▶ Data to use:
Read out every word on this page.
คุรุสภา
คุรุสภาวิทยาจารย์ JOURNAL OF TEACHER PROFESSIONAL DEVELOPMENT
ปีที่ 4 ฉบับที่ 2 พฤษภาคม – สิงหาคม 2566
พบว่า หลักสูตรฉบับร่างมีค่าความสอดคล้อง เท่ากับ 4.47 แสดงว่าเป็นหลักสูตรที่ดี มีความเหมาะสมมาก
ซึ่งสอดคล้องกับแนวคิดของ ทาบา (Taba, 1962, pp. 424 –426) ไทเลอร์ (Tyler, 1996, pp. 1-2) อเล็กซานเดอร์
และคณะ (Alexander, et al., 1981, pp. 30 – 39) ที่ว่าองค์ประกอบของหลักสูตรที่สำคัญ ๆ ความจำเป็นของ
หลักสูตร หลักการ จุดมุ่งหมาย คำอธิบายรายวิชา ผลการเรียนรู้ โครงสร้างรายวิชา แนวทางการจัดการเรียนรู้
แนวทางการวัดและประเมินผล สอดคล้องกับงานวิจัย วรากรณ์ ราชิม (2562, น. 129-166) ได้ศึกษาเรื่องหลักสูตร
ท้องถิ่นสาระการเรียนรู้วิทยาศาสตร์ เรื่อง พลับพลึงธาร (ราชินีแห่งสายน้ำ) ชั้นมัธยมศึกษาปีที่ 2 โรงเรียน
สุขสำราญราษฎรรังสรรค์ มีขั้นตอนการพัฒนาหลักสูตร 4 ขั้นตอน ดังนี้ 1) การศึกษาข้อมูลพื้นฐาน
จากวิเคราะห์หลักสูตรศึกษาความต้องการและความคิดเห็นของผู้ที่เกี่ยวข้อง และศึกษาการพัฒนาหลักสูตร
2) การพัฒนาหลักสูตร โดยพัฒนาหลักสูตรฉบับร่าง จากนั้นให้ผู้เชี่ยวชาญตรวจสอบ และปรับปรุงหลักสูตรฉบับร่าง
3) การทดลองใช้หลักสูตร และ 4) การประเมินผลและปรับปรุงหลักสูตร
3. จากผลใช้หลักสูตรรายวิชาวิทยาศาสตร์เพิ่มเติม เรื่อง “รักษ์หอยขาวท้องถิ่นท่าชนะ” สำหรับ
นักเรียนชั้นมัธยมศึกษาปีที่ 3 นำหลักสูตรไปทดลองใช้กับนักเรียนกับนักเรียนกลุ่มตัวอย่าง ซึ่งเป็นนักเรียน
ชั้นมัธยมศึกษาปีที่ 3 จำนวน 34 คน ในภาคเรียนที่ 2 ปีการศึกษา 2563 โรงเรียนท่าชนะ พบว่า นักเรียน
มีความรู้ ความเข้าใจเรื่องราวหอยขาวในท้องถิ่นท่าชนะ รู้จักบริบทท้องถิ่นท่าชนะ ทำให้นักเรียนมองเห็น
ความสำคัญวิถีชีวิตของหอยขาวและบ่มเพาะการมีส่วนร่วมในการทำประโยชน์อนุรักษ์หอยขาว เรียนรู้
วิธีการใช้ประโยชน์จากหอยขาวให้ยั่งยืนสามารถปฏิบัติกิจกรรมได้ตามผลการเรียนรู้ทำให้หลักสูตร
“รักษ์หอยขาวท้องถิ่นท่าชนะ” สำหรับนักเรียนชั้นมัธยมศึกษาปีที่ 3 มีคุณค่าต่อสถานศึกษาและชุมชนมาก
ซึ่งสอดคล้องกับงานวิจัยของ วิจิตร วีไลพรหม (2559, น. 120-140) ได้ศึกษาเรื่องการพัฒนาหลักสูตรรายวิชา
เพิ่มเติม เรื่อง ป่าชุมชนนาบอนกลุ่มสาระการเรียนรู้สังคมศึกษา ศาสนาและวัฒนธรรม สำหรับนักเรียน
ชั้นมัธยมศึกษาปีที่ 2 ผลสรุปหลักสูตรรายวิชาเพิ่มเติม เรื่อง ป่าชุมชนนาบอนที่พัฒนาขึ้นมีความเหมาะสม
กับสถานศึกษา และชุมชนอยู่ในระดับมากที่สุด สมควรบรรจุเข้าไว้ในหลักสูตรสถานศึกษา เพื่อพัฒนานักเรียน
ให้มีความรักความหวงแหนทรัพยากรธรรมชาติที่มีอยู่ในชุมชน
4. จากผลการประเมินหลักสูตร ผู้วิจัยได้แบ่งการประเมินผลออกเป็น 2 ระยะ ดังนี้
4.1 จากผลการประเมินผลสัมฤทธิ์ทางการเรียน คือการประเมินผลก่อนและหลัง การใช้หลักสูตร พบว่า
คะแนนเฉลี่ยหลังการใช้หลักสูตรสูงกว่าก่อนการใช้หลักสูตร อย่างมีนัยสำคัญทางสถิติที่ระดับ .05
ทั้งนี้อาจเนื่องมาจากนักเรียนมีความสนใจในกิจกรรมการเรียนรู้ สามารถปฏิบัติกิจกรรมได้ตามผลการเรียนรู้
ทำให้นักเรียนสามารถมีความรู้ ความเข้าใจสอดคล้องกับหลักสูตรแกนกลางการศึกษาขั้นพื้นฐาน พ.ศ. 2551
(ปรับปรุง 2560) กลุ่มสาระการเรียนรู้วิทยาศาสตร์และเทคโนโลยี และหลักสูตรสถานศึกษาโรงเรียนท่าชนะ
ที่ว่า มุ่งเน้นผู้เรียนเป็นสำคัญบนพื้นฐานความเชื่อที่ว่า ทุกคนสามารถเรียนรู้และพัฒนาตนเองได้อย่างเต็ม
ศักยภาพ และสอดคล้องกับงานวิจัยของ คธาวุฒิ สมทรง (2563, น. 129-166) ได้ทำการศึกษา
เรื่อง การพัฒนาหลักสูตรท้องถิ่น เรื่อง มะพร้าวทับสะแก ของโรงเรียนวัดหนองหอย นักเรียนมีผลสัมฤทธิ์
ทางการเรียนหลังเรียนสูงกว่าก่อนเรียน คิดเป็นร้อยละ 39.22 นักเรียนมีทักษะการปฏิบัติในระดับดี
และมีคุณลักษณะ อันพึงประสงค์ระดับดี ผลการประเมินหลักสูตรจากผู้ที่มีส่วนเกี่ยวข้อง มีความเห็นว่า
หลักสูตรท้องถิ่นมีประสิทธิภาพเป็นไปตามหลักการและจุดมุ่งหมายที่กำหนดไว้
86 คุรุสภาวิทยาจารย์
* * *
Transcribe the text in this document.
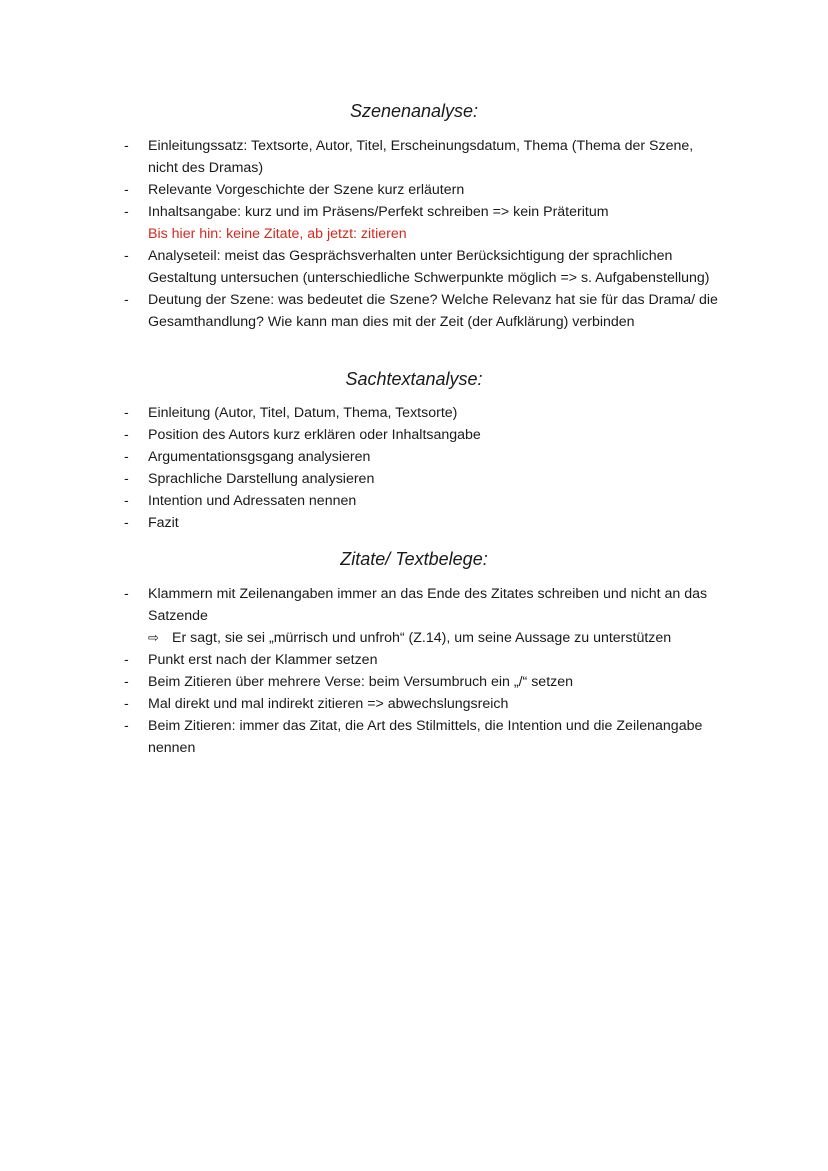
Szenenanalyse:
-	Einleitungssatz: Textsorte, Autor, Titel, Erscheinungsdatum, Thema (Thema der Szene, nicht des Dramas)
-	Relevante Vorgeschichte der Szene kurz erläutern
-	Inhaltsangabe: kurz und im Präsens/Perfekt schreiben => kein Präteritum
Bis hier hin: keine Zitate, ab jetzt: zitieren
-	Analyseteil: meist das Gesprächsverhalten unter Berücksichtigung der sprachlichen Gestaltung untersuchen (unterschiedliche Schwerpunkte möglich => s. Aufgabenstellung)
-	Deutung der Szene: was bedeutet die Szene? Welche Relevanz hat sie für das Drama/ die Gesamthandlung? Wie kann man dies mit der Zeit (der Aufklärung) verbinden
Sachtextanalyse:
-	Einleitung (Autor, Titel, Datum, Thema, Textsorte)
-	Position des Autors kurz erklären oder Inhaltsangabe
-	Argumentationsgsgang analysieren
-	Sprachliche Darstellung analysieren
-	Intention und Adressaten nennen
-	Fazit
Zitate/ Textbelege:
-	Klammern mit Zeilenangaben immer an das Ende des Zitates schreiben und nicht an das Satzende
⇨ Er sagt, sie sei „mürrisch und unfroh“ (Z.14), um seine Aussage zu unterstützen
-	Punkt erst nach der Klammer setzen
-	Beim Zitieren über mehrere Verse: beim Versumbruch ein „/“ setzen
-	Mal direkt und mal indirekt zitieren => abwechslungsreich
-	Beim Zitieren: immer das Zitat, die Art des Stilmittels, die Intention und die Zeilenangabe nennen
--
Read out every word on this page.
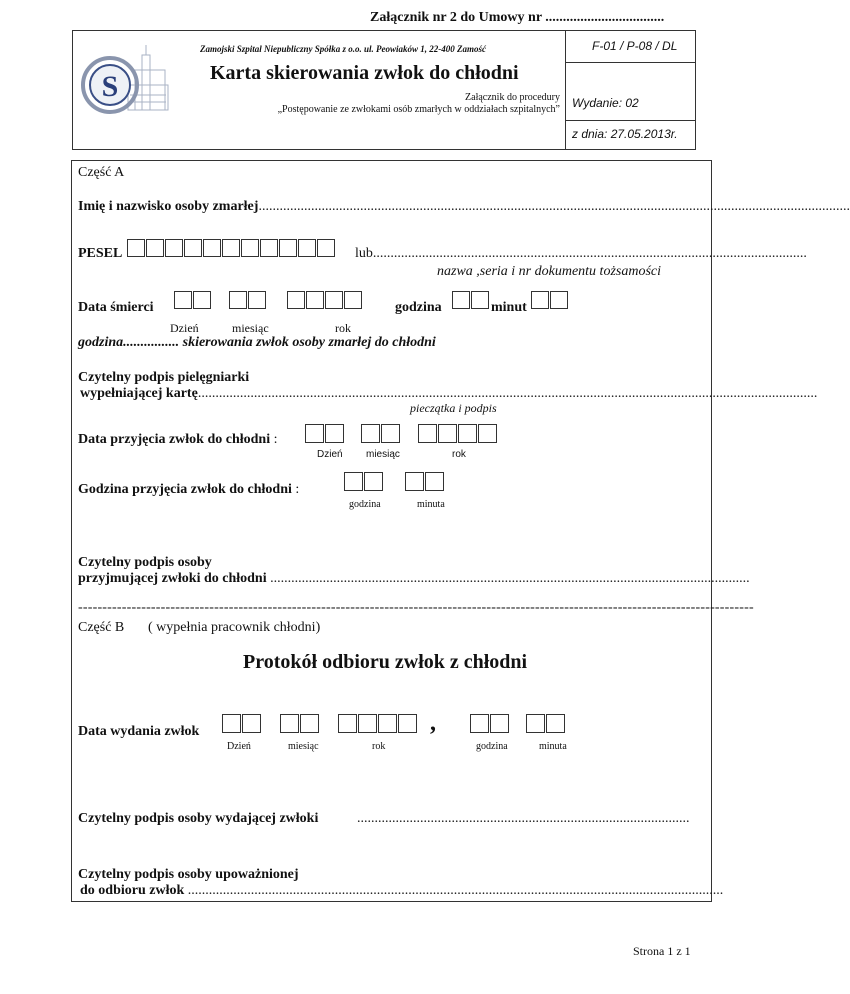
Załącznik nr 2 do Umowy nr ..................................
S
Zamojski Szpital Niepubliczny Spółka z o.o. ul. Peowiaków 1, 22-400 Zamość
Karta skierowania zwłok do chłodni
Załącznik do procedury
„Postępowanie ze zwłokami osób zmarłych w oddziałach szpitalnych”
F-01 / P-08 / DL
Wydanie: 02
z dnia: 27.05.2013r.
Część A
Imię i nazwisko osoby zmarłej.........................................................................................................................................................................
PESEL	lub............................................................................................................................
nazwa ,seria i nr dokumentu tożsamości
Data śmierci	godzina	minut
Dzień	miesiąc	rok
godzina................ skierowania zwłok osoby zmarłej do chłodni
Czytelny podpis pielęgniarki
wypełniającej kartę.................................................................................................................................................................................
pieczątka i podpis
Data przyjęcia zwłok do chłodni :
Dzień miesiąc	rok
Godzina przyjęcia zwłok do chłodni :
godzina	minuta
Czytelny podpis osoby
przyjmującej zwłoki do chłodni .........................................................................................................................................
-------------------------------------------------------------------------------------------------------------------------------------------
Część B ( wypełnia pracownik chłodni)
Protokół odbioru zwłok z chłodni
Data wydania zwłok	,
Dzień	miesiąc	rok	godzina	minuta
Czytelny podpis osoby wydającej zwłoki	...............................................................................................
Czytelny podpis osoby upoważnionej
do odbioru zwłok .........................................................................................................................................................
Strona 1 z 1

▶ Your task:
Every line that holds the word "Dzień" should be extracted.

▶ Full response:
Dzień	miesiąc	rok
Dzień miesiąc	rok
Dzień	miesiąc	rok	godzina	minuta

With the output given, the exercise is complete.